Collected data
----
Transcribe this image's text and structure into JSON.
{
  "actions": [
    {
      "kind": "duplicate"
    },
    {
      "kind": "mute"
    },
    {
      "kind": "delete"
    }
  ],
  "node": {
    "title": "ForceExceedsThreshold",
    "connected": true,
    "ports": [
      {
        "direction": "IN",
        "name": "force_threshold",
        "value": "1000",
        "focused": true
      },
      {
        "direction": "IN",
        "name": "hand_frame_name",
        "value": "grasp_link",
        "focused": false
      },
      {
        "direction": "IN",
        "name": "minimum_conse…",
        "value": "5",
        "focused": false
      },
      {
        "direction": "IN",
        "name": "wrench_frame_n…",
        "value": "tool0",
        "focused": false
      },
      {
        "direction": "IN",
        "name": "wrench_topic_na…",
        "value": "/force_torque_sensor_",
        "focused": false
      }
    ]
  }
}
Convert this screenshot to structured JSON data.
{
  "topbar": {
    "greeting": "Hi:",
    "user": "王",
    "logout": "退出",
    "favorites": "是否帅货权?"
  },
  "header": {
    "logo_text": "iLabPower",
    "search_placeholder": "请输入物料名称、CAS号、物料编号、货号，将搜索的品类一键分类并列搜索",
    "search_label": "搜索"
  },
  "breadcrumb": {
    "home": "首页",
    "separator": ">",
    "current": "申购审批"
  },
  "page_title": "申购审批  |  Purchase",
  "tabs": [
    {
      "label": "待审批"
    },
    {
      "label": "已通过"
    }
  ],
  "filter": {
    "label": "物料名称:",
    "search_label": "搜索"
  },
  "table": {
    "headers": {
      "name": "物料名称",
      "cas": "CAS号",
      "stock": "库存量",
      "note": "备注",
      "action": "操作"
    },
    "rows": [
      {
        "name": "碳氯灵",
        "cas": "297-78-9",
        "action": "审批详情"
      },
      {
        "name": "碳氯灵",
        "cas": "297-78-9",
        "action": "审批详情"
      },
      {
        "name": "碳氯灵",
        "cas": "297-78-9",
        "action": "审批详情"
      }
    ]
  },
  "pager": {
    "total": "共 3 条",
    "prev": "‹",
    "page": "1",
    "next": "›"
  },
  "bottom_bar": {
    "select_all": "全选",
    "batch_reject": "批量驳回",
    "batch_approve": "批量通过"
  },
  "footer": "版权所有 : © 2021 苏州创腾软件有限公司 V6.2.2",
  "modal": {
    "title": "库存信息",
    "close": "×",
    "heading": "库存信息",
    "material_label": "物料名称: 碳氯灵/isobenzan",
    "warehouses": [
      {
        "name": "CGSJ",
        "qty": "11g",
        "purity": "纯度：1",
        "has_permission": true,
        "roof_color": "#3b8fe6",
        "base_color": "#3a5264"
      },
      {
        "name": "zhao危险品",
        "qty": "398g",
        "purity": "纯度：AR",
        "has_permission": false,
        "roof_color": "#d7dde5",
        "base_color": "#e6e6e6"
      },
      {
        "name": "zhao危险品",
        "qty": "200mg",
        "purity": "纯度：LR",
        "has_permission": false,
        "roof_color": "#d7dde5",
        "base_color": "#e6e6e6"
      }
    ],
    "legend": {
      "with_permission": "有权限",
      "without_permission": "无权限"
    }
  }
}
----
Write out the material exactly as given.

Transcribe this image's text and structure into JSON.
{
  "actions": [
    {
      "kind": "duplicate"
    },
    {
      "kind": "mute"
    },
    {
      "kind": "delete"
    }
  ],
  "node": {
    "title": "ForceExceedsThreshold",
    "connected": true,
    "ports": [
      {
        "direction": "IN",
        "name": "force_threshold",
        "value": "1000",
        "focused": true
      },
      {
        "direction": "IN",
        "name": "hand_frame_name",
        "value": "grasp_link",
        "focused": false
      },
      {
        "direction": "IN",
        "name": "minimum_conse…",
        "value": "5",
        "focused": false
      },
      {
        "direction": "IN",
        "name": "wrench_frame_n…",
        "value": "tool0",
        "focused": false
      },
      {
        "direction": "IN",
        "name": "wrench_topic_na…",
        "value": "/force_torque_sensor_",
        "focused": false
      }
    ]
  }
}
Convert this screenshot to structured JSON data.
{
  "topbar": {
    "greeting": "Hi:",
    "user": "王",
    "logout": "退出",
    "favorites": "是否帅货权?"
  },
  "header": {
    "logo_text": "iLabPower",
    "search_placeholder": "请输入物料名称、CAS号、物料编号、货号，将搜索的品类一键分类并列搜索",
    "search_label": "搜索"
  },
  "breadcrumb": {
    "home": "首页",
    "separator": ">",
    "current": "申购审批"
  },
  "page_title": "申购审批  |  Purchase",
  "tabs": [
    {
      "label": "待审批"
    },
    {
      "label": "已通过"
    }
  ],
  "filter": {
    "label": "物料名称:",
    "search_label": "搜索"
  },
  "table": {
    "headers": {
      "name": "物料名称",
      "cas": "CAS号",
      "stock": "库存量",
      "note": "备注",
      "action": "操作"
    },
    "rows": [
      {
        "name": "碳氯灵",
        "cas": "297-78-9",
        "action": "审批详情"
      },
      {
        "name": "碳氯灵",
        "cas": "297-78-9",
        "action": "审批详情"
      },
      {
        "name": "碳氯灵",
        "cas": "297-78-9",
        "action": "审批详情"
      }
    ]
  },
  "pager": {
    "total": "共 3 条",
    "prev": "‹",
    "page": "1",
    "next": "›"
  },
  "bottom_bar": {
    "select_all": "全选",
    "batch_reject": "批量驳回",
    "batch_approve": "批量通过"
  },
  "footer": "版权所有 : © 2021 苏州创腾软件有限公司 V6.2.2",
  "modal": {
    "title": "库存信息",
    "close": "×",
    "heading": "库存信息",
    "material_label": "物料名称: 碳氯灵/isobenzan",
    "warehouses": [
      {
        "name": "CGSJ",
        "qty": "11g",
        "purity": "纯度：1",
        "has_permission": true,
        "roof_color": "#3b8fe6",
        "base_color": "#3a5264"
      },
      {
        "name": "zhao危险品",
        "qty": "398g",
        "purity": "纯度：AR",
        "has_permission": false,
        "roof_color": "#d7dde5",
        "base_color": "#e6e6e6"
      },
      {
        "name": "zhao危险品",
        "qty": "200mg",
        "purity": "纯度：LR",
        "has_permission": false,
        "roof_color": "#d7dde5",
        "base_color": "#e6e6e6"
      }
    ],
    "legend": {
      "with_permission": "有权限",
      "without_permission": "无权限"
    }
  }
}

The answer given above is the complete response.